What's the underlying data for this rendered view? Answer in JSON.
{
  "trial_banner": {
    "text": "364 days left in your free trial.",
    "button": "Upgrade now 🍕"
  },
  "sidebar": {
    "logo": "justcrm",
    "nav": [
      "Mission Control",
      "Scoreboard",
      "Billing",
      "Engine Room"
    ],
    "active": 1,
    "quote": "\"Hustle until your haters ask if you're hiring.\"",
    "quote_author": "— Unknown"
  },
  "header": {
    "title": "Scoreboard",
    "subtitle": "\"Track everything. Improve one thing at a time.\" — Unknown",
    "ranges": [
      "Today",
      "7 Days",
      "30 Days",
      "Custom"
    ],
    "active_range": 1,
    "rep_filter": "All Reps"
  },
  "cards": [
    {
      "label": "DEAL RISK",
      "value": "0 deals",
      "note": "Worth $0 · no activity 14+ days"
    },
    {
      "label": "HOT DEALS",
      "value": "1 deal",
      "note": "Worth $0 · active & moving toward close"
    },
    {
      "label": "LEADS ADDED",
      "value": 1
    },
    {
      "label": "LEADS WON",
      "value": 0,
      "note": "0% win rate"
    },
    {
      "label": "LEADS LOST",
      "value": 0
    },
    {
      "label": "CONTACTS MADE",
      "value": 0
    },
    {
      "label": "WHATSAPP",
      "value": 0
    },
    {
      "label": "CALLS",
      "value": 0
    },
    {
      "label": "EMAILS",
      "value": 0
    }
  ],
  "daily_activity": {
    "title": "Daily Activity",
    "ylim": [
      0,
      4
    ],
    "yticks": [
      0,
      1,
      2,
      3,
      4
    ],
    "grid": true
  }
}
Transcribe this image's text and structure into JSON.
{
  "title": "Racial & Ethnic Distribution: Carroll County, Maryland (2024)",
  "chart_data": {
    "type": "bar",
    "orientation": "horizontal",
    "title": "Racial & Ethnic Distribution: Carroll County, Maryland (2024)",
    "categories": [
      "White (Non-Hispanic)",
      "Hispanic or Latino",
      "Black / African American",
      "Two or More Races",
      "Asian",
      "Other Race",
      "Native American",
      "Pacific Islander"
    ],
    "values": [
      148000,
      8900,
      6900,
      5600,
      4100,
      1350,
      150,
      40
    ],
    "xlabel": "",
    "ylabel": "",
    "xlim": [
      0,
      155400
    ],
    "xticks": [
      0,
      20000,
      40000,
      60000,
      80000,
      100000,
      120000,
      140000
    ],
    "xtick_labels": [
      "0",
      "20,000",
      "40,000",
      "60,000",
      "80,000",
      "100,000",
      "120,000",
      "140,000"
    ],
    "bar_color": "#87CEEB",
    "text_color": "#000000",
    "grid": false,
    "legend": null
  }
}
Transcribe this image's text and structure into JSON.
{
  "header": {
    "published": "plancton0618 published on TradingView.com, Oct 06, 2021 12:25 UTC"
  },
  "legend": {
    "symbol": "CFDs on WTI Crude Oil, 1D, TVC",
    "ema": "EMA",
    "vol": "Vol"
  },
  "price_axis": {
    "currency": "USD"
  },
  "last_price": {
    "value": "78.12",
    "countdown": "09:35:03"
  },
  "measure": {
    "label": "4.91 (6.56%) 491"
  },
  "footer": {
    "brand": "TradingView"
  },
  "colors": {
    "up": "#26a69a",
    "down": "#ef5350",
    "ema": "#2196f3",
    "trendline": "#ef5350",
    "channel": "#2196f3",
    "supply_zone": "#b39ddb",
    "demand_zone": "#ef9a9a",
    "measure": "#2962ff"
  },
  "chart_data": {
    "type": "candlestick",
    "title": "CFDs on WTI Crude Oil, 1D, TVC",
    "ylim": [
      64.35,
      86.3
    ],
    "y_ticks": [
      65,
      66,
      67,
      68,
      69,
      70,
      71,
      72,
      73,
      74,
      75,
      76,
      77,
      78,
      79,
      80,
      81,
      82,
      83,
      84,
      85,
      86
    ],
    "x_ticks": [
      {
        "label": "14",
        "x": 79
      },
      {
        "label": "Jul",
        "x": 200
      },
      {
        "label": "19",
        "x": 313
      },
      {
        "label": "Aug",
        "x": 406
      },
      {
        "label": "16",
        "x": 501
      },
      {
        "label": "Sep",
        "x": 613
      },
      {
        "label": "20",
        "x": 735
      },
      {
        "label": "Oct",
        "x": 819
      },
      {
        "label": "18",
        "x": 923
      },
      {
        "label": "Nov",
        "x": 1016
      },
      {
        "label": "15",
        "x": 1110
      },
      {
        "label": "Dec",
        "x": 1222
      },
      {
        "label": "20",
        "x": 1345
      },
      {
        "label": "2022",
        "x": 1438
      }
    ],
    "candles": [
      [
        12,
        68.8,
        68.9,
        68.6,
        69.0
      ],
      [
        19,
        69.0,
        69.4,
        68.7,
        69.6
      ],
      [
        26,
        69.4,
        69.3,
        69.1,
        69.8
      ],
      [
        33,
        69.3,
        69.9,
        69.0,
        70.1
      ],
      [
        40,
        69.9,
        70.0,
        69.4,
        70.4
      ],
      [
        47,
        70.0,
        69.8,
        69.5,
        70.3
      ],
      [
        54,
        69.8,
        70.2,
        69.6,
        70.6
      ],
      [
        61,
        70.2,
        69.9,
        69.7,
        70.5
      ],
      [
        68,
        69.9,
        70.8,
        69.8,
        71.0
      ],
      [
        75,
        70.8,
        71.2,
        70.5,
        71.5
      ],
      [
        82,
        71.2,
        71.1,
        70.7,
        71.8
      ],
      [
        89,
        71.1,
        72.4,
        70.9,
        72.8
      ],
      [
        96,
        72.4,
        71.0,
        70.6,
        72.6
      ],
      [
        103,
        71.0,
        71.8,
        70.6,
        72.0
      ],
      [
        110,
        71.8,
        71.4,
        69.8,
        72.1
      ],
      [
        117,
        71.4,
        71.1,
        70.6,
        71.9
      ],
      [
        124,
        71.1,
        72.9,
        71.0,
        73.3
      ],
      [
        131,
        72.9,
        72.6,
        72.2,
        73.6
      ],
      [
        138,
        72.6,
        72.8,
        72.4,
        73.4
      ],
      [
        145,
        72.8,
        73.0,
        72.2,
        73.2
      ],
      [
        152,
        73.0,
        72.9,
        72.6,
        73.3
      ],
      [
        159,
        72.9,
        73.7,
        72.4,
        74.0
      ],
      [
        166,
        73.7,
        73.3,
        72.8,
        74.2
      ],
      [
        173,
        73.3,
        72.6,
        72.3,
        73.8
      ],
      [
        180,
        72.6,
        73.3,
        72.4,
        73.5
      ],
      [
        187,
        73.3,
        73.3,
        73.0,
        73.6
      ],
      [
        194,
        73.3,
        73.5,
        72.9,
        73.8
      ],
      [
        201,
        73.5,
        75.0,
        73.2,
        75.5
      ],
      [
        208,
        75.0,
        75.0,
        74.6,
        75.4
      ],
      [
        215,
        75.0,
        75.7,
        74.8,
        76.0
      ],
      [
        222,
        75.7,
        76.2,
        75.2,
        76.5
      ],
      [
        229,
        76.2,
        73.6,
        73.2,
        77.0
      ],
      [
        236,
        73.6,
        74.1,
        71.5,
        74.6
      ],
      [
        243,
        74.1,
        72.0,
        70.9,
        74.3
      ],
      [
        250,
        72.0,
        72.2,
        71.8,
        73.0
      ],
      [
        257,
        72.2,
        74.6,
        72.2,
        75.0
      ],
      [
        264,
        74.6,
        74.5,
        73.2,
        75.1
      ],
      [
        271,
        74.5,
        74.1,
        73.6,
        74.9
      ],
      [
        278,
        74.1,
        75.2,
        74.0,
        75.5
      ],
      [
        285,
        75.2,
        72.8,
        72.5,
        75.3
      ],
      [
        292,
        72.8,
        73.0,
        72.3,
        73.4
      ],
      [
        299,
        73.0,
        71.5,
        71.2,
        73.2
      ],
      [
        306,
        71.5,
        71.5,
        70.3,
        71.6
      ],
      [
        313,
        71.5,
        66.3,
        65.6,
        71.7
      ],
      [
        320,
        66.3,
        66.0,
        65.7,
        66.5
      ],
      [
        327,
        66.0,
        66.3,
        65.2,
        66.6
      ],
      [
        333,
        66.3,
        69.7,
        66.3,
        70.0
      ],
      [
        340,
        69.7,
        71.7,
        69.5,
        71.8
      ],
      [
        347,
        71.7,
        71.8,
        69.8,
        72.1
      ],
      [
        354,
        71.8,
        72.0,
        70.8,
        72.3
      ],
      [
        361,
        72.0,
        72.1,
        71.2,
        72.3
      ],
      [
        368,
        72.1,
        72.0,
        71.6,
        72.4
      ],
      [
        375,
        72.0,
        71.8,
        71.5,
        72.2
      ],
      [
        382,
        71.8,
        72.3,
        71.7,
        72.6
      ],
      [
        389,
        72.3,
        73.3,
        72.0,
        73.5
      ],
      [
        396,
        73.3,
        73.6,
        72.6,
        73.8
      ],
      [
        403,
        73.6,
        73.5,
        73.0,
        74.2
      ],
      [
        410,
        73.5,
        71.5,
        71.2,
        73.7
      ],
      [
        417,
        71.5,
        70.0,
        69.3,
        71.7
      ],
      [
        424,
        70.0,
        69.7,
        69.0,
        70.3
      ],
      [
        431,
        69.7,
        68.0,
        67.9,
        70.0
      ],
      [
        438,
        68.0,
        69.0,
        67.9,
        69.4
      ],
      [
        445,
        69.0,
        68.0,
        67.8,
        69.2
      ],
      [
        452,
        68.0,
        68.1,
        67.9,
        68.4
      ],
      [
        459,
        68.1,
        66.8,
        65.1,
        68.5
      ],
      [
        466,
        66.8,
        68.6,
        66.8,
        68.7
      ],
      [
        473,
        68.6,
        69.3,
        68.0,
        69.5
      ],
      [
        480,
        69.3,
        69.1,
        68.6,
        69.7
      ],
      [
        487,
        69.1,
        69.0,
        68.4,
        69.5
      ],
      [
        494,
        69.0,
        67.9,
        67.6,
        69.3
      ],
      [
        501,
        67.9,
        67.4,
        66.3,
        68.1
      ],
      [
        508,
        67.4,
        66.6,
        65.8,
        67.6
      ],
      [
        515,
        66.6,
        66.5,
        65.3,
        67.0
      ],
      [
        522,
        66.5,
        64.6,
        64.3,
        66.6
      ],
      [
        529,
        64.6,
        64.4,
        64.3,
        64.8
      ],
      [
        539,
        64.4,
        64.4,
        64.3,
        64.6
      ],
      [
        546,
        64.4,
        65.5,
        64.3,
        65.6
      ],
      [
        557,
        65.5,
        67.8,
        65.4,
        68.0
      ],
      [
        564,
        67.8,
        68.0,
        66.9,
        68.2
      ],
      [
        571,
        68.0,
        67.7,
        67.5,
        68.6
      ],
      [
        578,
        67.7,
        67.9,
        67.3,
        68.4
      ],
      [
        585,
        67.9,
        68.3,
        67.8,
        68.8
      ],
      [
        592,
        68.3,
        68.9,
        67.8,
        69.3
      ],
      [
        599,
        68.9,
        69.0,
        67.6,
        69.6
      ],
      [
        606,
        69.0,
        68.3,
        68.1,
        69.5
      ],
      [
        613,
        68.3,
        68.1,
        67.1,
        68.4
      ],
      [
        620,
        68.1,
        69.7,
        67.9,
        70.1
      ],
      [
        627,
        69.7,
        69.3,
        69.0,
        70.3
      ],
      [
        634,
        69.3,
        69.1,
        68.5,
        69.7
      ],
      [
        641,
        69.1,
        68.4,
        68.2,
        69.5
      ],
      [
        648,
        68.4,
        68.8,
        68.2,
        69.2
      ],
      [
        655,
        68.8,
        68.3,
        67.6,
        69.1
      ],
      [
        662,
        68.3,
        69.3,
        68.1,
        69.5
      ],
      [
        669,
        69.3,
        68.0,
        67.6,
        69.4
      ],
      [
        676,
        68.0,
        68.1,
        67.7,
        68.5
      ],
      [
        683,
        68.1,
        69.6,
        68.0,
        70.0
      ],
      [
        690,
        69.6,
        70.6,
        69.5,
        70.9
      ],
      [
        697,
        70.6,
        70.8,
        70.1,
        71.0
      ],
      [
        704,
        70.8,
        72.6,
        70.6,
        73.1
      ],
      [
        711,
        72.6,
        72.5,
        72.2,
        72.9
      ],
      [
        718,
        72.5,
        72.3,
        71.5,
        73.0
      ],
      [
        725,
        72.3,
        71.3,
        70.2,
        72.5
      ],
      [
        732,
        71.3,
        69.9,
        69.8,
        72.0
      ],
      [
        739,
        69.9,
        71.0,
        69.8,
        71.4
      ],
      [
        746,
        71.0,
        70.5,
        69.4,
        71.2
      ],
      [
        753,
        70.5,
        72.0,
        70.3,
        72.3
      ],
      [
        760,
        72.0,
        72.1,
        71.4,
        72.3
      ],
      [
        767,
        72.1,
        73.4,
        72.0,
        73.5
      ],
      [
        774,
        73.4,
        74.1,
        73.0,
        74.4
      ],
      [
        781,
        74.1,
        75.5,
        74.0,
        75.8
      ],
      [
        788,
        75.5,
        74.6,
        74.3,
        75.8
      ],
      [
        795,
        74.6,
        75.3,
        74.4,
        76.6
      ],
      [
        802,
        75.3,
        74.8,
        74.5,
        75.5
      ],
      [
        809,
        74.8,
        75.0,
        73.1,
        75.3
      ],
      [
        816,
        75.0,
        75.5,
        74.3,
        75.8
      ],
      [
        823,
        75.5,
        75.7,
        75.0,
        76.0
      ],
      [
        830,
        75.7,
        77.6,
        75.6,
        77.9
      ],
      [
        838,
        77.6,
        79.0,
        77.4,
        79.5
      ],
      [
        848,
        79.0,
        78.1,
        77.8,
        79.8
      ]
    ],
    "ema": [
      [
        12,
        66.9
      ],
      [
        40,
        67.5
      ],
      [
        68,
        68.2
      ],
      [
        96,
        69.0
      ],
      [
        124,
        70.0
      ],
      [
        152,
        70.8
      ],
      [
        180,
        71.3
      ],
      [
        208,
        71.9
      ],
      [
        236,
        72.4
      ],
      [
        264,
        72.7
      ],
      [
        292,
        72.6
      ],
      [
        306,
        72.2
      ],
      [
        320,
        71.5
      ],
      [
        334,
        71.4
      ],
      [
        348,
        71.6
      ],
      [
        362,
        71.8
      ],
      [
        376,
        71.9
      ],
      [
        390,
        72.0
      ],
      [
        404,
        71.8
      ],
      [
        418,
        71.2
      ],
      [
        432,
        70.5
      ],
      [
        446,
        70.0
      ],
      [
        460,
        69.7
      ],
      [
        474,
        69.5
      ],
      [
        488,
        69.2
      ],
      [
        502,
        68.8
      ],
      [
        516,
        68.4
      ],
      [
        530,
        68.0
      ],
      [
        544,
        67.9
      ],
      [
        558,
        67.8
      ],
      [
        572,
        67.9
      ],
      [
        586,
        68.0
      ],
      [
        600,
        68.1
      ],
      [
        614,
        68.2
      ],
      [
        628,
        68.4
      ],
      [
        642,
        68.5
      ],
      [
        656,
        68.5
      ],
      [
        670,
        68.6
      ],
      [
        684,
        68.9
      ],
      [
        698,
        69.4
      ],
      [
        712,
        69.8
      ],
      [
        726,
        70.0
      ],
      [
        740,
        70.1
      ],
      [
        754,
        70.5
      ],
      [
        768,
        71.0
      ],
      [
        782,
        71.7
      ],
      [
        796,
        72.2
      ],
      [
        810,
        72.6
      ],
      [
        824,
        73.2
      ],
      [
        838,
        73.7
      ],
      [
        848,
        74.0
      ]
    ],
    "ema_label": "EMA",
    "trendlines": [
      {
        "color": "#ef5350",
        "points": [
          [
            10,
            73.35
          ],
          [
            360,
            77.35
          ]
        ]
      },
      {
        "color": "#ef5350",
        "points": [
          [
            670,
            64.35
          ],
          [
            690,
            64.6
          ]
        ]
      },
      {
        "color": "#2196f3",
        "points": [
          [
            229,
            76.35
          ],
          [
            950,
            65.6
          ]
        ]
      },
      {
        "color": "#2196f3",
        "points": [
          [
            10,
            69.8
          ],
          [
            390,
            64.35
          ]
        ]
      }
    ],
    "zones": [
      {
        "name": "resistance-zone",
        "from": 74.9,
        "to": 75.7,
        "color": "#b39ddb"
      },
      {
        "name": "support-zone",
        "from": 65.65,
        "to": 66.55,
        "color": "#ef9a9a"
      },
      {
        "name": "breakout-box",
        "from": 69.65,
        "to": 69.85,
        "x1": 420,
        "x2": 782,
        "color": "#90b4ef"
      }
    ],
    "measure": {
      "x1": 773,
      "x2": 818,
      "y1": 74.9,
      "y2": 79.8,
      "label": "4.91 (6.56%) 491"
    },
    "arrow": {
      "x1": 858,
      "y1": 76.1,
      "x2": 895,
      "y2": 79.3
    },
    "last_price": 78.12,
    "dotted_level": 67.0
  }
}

****************************************

__INSTRUCTIONS TO FOLLOW__:
Copy out each line of the listing that holds "CFDs".

__EXERCISE SOLUTION__:
    "symbol": "CFDs on WTI Crude Oil, 1D, TVC",
    "title": "CFDs on WTI Crude Oil, 1D, TVC",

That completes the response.